__The problem__
All of the records below must be output exactly, with no pictures carried over.

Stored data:
● ● ● ● ●

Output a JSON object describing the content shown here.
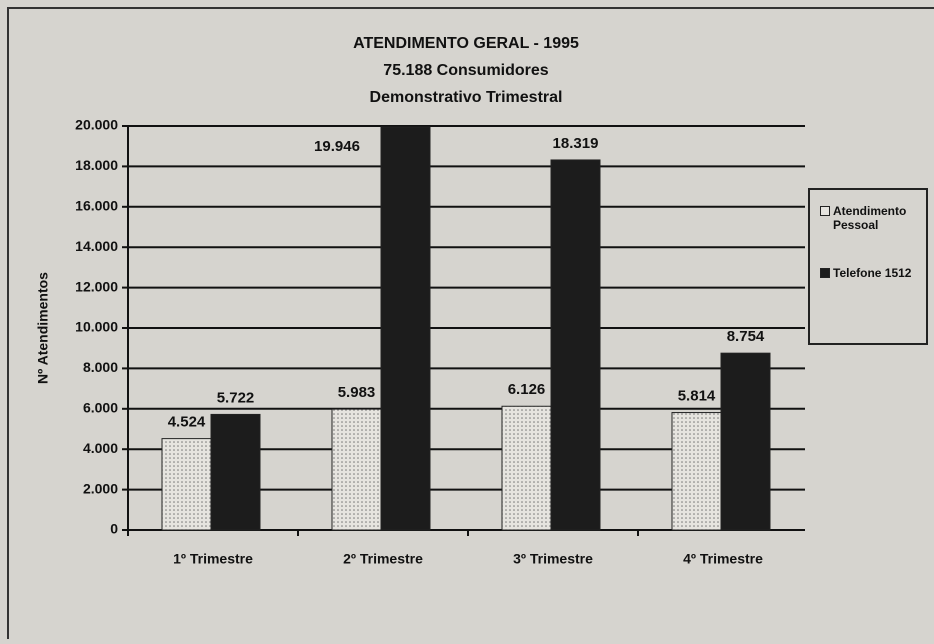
{
  "chart_data": {
    "type": "bar",
    "title": "ATENDIMENTO GERAL - 1995",
    "subtitle": [
      "75.188 Consumidores",
      "Demonstrativo Trimestral"
    ],
    "y_label": "Nº Atendimentos",
    "categories": [
      "1º Trimestre",
      "2º Trimestre",
      "3º Trimestre",
      "4º Trimestre"
    ],
    "series": [
      {
        "name": "Atendimento Pessoal",
        "color": "#e6e4df",
        "values": [
          4524,
          5983,
          6126,
          5814
        ],
        "value_labels": [
          "4.524",
          "5.983",
          "6.126",
          "5.814"
        ]
      },
      {
        "name": "Telefone 1512",
        "color": "#1c1c1c",
        "values": [
          5722,
          19946,
          18319,
          8754
        ],
        "value_labels": [
          "5.722",
          "19.946",
          "18.319",
          "8.754"
        ]
      }
    ],
    "ylim": [
      0,
      20000
    ],
    "yticks": [
      0,
      {
        "value": 2000,
        "label": "2.000"
      },
      {
        "value": 4000,
        "label": "4.000"
      },
      {
        "value": 6000,
        "label": "6.000"
      },
      {
        "value": 8000,
        "label": "8.000"
      },
      {
        "value": 10000,
        "label": "10.000"
      },
      {
        "value": 12000,
        "label": "12.000"
      },
      {
        "value": 14000,
        "label": "14.000"
      },
      {
        "value": 16000,
        "label": "16.000"
      },
      {
        "value": 18000,
        "label": "18.000"
      },
      {
        "value": 20000,
        "label": "20.000"
      }
    ],
    "grid": true,
    "legend": "right"
  }
}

● ● ● ● ●

__Exercise solution__
Output a JSON object describing the content shown here.
{
  "chart_data": {
    "type": "bar",
    "title": "ATENDIMENTO GERAL - 1995",
    "subtitle": [
      "75.188 Consumidores",
      "Demonstrativo Trimestral"
    ],
    "y_label": "Nº Atendimentos",
    "categories": [
      "1º Trimestre",
      "2º Trimestre",
      "3º Trimestre",
      "4º Trimestre"
    ],
    "series": [
      {
        "name": "Atendimento Pessoal",
        "color": "#e6e4df",
        "values": [
          4524,
          5983,
          6126,
          5814
        ],
        "value_labels": [
          "4.524",
          "5.983",
          "6.126",
          "5.814"
        ]
      },
      {
        "name": "Telefone 1512",
        "color": "#1c1c1c",
        "values": [
          5722,
          19946,
          18319,
          8754
        ],
        "value_labels": [
          "5.722",
          "19.946",
          "18.319",
          "8.754"
        ]
      }
    ],
    "ylim": [
      0,
      20000
    ],
    "yticks": [
      0,
      {
        "value": 2000,
        "label": "2.000"
      },
      {
        "value": 4000,
        "label": "4.000"
      },
      {
        "value": 6000,
        "label": "6.000"
      },
      {
        "value": 8000,
        "label": "8.000"
      },
      {
        "value": 10000,
        "label": "10.000"
      },
      {
        "value": 12000,
        "label": "12.000"
      },
      {
        "value": 14000,
        "label": "14.000"
      },
      {
        "value": 16000,
        "label": "16.000"
      },
      {
        "value": 18000,
        "label": "18.000"
      },
      {
        "value": 20000,
        "label": "20.000"
      }
    ],
    "grid": true,
    "legend": "right"
  }
}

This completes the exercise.